PROBLEM TO WORK ON :: Return all lines from the listing below in which the string "finding" occurs.
======
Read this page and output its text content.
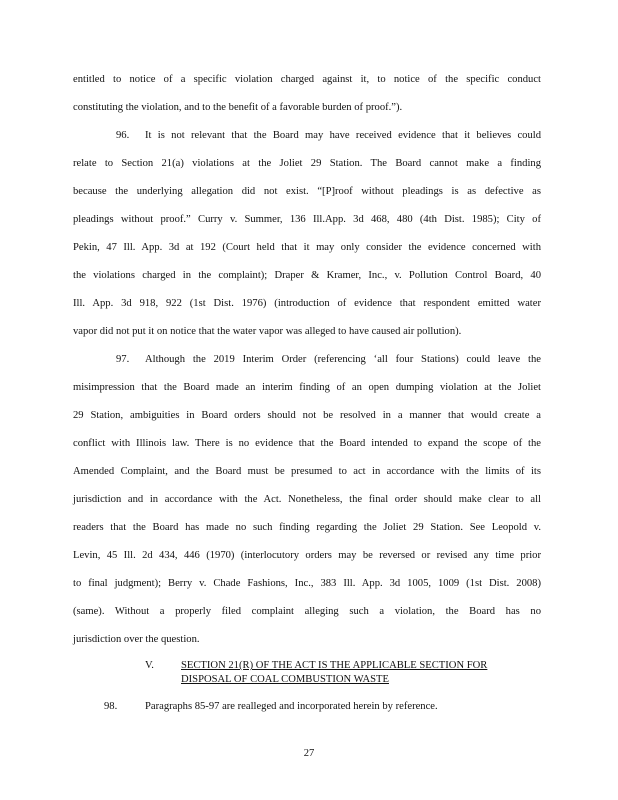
entitled to notice of a specific violation charged against it, to notice of the specific conduct
constituting the violation, and to the benefit of a favorable burden of proof.”).
96. It is not relevant that the Board may have received evidence that it believes could
relate to Section 21(a) violations at the Joliet 29 Station. The Board cannot make a finding
because the underlying allegation did not exist. “[P]roof without pleadings is as defective as
pleadings without proof.” Curry v. Summer, 136 Ill.App. 3d 468, 480 (4th Dist. 1985); City of
Pekin, 47 Ill. App. 3d at 192 (Court held that it may only consider the evidence concerned with
the violations charged in the complaint); Draper & Kramer, Inc., v. Pollution Control Board, 40
Ill. App. 3d 918, 922 (1st Dist. 1976) (introduction of evidence that respondent emitted water
vapor did not put it on notice that the water vapor was alleged to have caused air pollution).
97. Although the 2019 Interim Order (referencing ‘all four Stations) could leave the
misimpression that the Board made an interim finding of an open dumping violation at the Joliet
29 Station, ambiguities in Board orders should not be resolved in a manner that would create a
conflict with Illinois law. There is no evidence that the Board intended to expand the scope of the
Amended Complaint, and the Board must be presumed to act in accordance with the limits of its
jurisdiction and in accordance with the Act. Nonetheless, the final order should make clear to all
readers that the Board has made no such finding regarding the Joliet 29 Station. See Leopold v.
Levin, 45 Ill. 2d 434, 446 (1970) (interlocutory orders may be reversed or revised any time prior
to final judgment); Berry v. Chade Fashions, Inc., 383 Ill. App. 3d 1005, 1009 (1st Dist. 2008)
(same). Without a properly filed complaint alleging such a violation, the Board has no
jurisdiction over the question.
V.	SECTION 21(R) OF THE ACT IS THE APPLICABLE SECTION FOR
DISPOSAL OF COAL COMBUSTION WASTE
98.	Paragraphs 85-97 are realleged and incorporated herein by reference.
27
======
ANSWER TO THIS EXERCISE ::
relate to Section 21(a) violations at the Joliet 29 Station. The Board cannot make a finding
misimpression that the Board made an interim finding of an open dumping violation at the Joliet
readers that the Board has made no such finding regarding the Joliet 29 Station. See Leopold v.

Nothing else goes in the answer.